Material provided:
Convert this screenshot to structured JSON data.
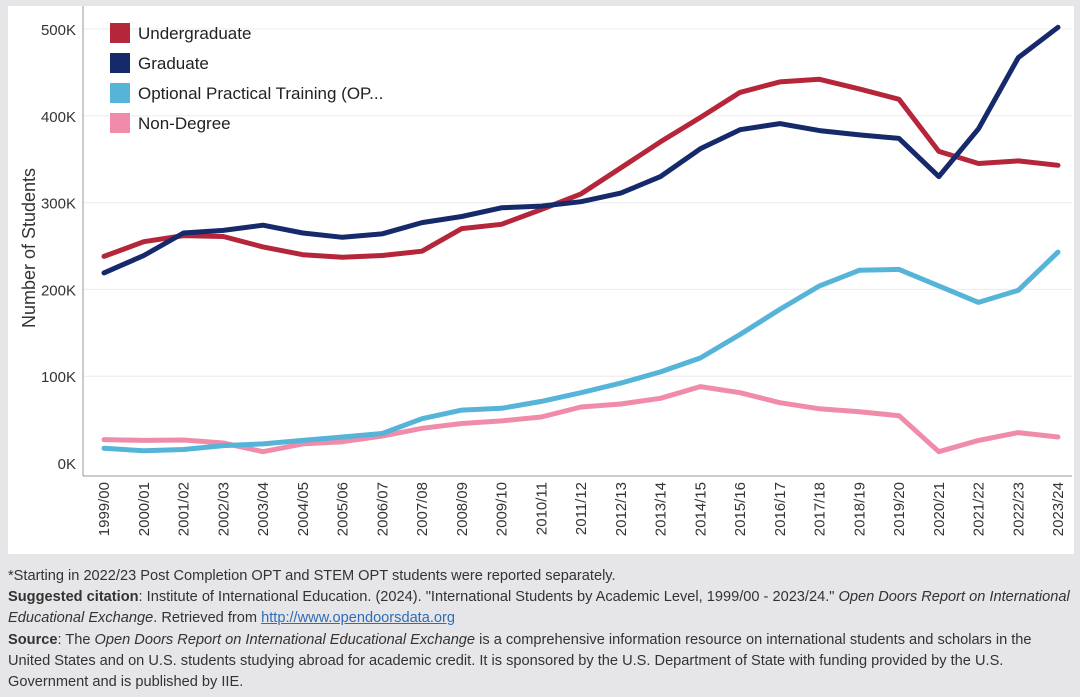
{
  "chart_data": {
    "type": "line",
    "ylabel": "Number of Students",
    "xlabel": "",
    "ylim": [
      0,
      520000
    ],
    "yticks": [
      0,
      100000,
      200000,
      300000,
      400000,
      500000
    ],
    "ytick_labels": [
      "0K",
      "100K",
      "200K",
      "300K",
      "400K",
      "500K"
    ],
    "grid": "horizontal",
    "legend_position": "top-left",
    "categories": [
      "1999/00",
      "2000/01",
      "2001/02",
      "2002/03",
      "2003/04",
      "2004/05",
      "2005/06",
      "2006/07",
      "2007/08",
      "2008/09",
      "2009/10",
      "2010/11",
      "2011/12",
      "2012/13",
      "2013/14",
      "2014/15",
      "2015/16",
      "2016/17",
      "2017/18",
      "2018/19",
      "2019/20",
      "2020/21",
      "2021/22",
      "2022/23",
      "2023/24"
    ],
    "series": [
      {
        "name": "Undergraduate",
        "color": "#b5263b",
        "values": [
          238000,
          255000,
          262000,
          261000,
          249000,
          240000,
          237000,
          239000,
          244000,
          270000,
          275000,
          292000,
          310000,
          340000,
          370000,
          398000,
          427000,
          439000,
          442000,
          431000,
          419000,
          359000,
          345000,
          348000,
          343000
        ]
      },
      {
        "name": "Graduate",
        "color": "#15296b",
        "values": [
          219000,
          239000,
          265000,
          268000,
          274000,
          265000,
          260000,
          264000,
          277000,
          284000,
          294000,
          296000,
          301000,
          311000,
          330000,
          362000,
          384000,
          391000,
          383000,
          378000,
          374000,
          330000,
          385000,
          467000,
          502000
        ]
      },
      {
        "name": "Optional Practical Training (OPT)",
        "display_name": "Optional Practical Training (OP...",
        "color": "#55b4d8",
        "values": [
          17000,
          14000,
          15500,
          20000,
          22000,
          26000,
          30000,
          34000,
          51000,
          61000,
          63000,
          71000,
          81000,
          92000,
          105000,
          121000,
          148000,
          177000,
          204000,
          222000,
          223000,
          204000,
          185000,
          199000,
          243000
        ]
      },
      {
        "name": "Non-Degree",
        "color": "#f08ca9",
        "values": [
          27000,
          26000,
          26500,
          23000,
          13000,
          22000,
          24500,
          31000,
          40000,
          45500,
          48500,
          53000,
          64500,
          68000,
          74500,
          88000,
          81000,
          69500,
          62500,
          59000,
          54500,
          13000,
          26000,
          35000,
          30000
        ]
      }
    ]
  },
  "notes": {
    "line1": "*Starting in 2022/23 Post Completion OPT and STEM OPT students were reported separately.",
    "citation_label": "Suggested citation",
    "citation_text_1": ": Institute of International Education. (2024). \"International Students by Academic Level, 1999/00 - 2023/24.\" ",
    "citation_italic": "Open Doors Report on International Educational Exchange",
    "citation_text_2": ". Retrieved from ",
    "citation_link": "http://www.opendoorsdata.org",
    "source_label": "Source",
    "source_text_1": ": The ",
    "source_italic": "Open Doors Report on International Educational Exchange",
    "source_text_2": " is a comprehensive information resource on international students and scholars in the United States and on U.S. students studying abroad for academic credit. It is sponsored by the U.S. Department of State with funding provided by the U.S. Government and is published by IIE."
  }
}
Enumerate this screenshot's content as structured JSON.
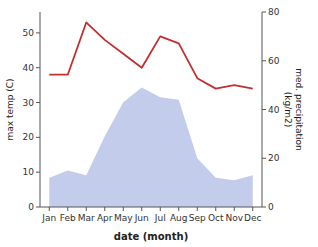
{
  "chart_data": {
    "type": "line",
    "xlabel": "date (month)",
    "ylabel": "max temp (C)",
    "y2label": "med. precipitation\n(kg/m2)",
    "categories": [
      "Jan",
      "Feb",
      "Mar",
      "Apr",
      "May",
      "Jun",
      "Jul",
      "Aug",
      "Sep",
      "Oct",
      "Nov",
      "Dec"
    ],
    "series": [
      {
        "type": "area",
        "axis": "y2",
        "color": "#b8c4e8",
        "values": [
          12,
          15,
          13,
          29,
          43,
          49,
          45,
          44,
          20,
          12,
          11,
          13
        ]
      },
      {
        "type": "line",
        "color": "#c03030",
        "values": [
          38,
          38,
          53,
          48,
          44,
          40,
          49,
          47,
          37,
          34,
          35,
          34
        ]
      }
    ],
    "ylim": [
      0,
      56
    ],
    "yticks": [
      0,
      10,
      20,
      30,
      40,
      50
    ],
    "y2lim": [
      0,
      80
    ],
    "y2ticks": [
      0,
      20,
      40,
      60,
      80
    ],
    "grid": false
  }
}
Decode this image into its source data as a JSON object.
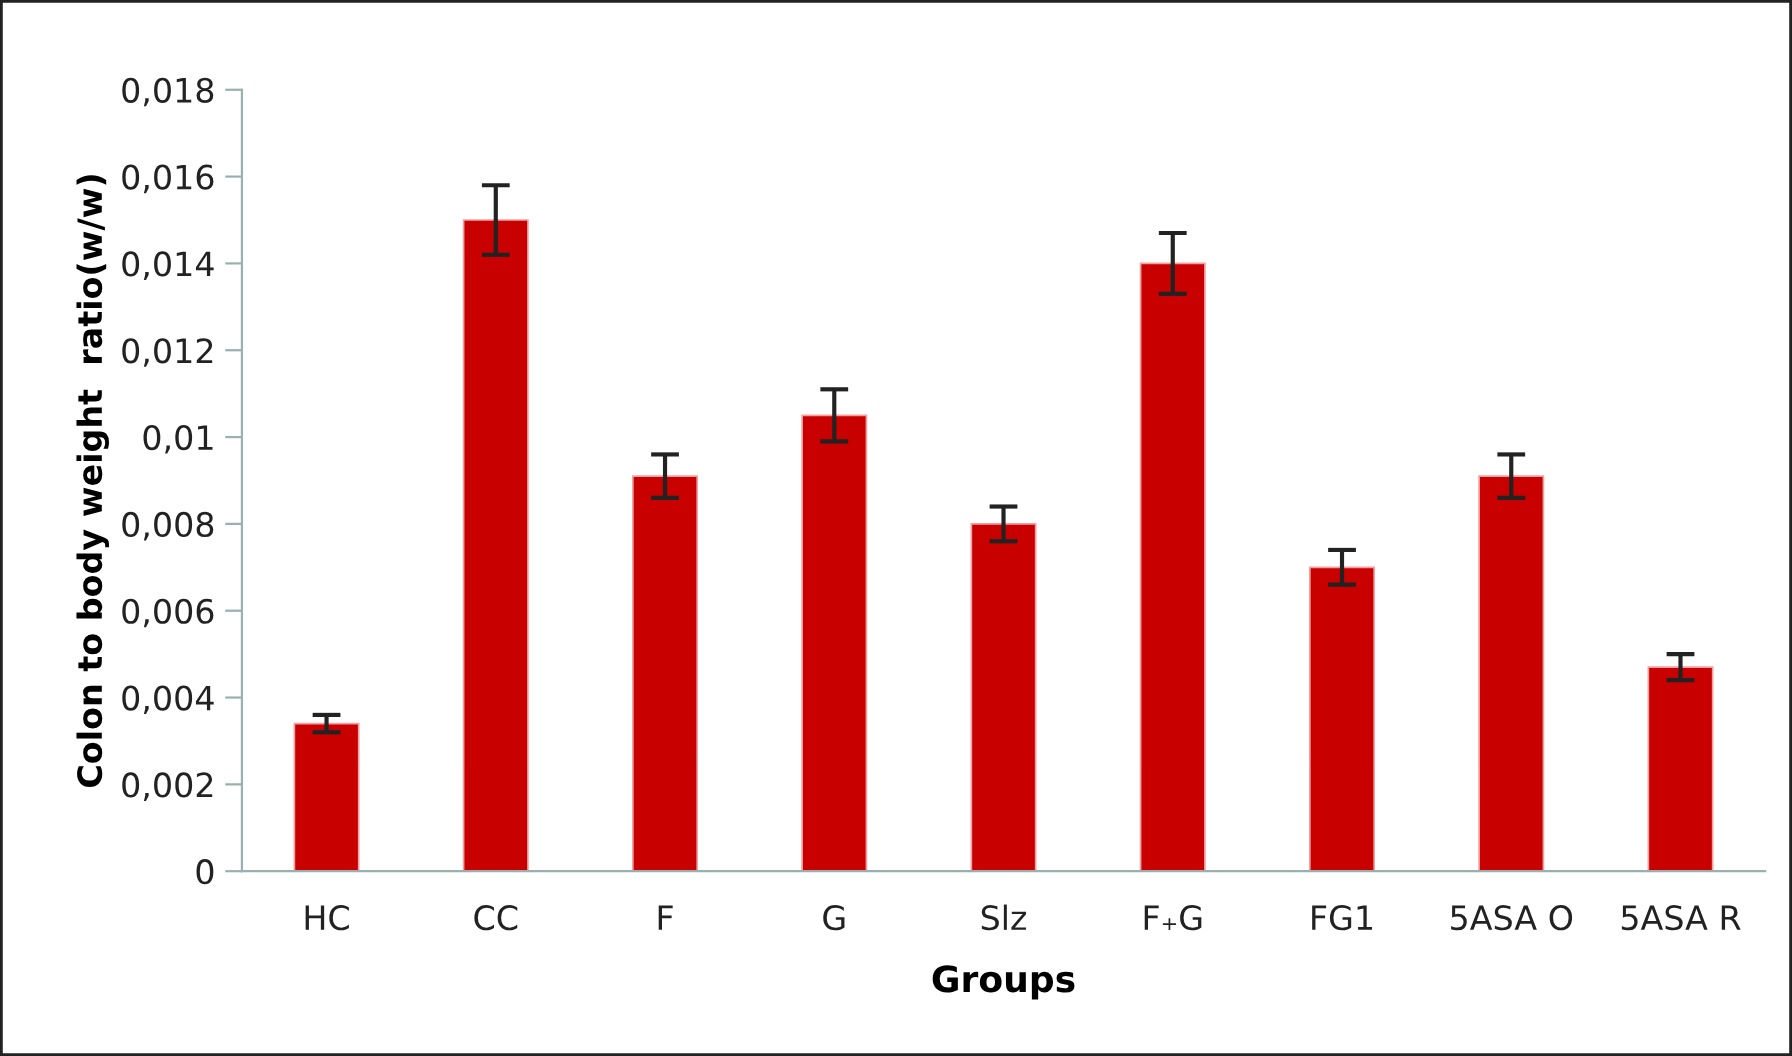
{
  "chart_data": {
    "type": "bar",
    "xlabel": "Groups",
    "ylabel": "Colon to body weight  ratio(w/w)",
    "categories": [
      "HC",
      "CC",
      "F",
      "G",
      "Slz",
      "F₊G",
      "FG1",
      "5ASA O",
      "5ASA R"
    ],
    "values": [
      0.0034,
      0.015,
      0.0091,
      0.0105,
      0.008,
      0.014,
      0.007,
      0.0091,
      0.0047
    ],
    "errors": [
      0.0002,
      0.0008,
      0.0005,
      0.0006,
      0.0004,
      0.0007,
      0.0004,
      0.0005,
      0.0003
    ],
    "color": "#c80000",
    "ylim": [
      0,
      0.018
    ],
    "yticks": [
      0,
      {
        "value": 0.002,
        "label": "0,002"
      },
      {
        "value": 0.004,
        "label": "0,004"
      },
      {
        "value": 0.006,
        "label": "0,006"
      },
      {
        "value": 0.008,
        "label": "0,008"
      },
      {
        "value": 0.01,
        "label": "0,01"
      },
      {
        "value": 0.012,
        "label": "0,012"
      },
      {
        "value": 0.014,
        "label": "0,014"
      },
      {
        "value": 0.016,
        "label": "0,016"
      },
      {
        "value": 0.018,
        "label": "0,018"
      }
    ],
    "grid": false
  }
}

What to work on: Leave out the pictures and retype every line above exactly.

Exercise solution:
Convert this screenshot to structured JSON data.
{
  "chart_data": {
    "type": "line",
    "ylabel": "Number of Students",
    "xlabel": "",
    "ylim": [
      0,
      520000
    ],
    "yticks": [
      0,
      100000,
      200000,
      300000,
      400000,
      500000
    ],
    "ytick_labels": [
      "0K",
      "100K",
      "200K",
      "300K",
      "400K",
      "500K"
    ],
    "grid": "horizontal",
    "legend_position": "top-left",
    "categories": [
      "1999/00",
      "2000/01",
      "2001/02",
      "2002/03",
      "2003/04",
      "2004/05",
      "2005/06",
      "2006/07",
      "2007/08",
      "2008/09",
      "2009/10",
      "2010/11",
      "2011/12",
      "2012/13",
      "2013/14",
      "2014/15",
      "2015/16",
      "2016/17",
      "2017/18",
      "2018/19",
      "2019/20",
      "2020/21",
      "2021/22",
      "2022/23",
      "2023/24"
    ],
    "series": [
      {
        "name": "Undergraduate",
        "color": "#b5263b",
        "values": [
          238000,
          255000,
          262000,
          261000,
          249000,
          240000,
          237000,
          239000,
          244000,
          270000,
          275000,
          292000,
          310000,
          340000,
          370000,
          398000,
          427000,
          439000,
          442000,
          431000,
          419000,
          359000,
          345000,
          348000,
          343000
        ]
      },
      {
        "name": "Graduate",
        "color": "#15296b",
        "values": [
          219000,
          239000,
          265000,
          268000,
          274000,
          265000,
          260000,
          264000,
          277000,
          284000,
          294000,
          296000,
          301000,
          311000,
          330000,
          362000,
          384000,
          391000,
          383000,
          378000,
          374000,
          330000,
          385000,
          467000,
          502000
        ]
      },
      {
        "name": "Optional Practical Training (OPT)",
        "display_name": "Optional Practical Training (OP...",
        "color": "#55b4d8",
        "values": [
          17000,
          14000,
          15500,
          20000,
          22000,
          26000,
          30000,
          34000,
          51000,
          61000,
          63000,
          71000,
          81000,
          92000,
          105000,
          121000,
          148000,
          177000,
          204000,
          222000,
          223000,
          204000,
          185000,
          199000,
          243000
        ]
      },
      {
        "name": "Non-Degree",
        "color": "#f08ca9",
        "values": [
          27000,
          26000,
          26500,
          23000,
          13000,
          22000,
          24500,
          31000,
          40000,
          45500,
          48500,
          53000,
          64500,
          68000,
          74500,
          88000,
          81000,
          69500,
          62500,
          59000,
          54500,
          13000,
          26000,
          35000,
          30000
        ]
      }
    ]
  },
  "notes": {
    "line1": "*Starting in 2022/23 Post Completion OPT and STEM OPT students were reported separately.",
    "citation_label": "Suggested citation",
    "citation_text_1": ": Institute of International Education. (2024). \"International Students by Academic Level, 1999/00 - 2023/24.\" ",
    "citation_italic": "Open Doors Report on International Educational Exchange",
    "citation_text_2": ". Retrieved from ",
    "citation_link": "http://www.opendoorsdata.org",
    "source_label": "Source",
    "source_text_1": ": The ",
    "source_italic": "Open Doors Report on International Educational Exchange",
    "source_text_2": " is a comprehensive information resource on international students and scholars in the United States and on U.S. students studying abroad for academic credit. It is sponsored by the U.S. Department of State with funding provided by the U.S. Government and is published by IIE."
  }
}
Enumerate this screenshot's content as structured JSON.
{
  "chart_data": {
    "type": "line",
    "xlabel": "date (month)",
    "ylabel": "max temp (C)",
    "y2label": "med. precipitation\n(kg/m2)",
    "categories": [
      "Jan",
      "Feb",
      "Mar",
      "Apr",
      "May",
      "Jun",
      "Jul",
      "Aug",
      "Sep",
      "Oct",
      "Nov",
      "Dec"
    ],
    "series": [
      {
        "type": "area",
        "axis": "y2",
        "color": "#b8c4e8",
        "values": [
          12,
          15,
          13,
          29,
          43,
          49,
          45,
          44,
          20,
          12,
          11,
          13
        ]
      },
      {
        "type": "line",
        "color": "#c03030",
        "values": [
          38,
          38,
          53,
          48,
          44,
          40,
          49,
          47,
          37,
          34,
          35,
          34
        ]
      }
    ],
    "ylim": [
      0,
      56
    ],
    "yticks": [
      0,
      10,
      20,
      30,
      40,
      50
    ],
    "y2lim": [
      0,
      80
    ],
    "y2ticks": [
      0,
      20,
      40,
      60,
      80
    ],
    "grid": false
  }
}
Decode this image into its source data as a JSON object.
{
  "chart_data": {
    "type": "bar",
    "xlabel": "Groups",
    "ylabel": "Colon to body weight  ratio(w/w)",
    "categories": [
      "HC",
      "CC",
      "F",
      "G",
      "Slz",
      "F₊G",
      "FG1",
      "5ASA O",
      "5ASA R"
    ],
    "values": [
      0.0034,
      0.015,
      0.0091,
      0.0105,
      0.008,
      0.014,
      0.007,
      0.0091,
      0.0047
    ],
    "errors": [
      0.0002,
      0.0008,
      0.0005,
      0.0006,
      0.0004,
      0.0007,
      0.0004,
      0.0005,
      0.0003
    ],
    "color": "#c80000",
    "ylim": [
      0,
      0.018
    ],
    "yticks": [
      0,
      {
        "value": 0.002,
        "label": "0,002"
      },
      {
        "value": 0.004,
        "label": "0,004"
      },
      {
        "value": 0.006,
        "label": "0,006"
      },
      {
        "value": 0.008,
        "label": "0,008"
      },
      {
        "value": 0.01,
        "label": "0,01"
      },
      {
        "value": 0.012,
        "label": "0,012"
      },
      {
        "value": 0.014,
        "label": "0,014"
      },
      {
        "value": 0.016,
        "label": "0,016"
      },
      {
        "value": 0.018,
        "label": "0,018"
      }
    ],
    "grid": false
  }
}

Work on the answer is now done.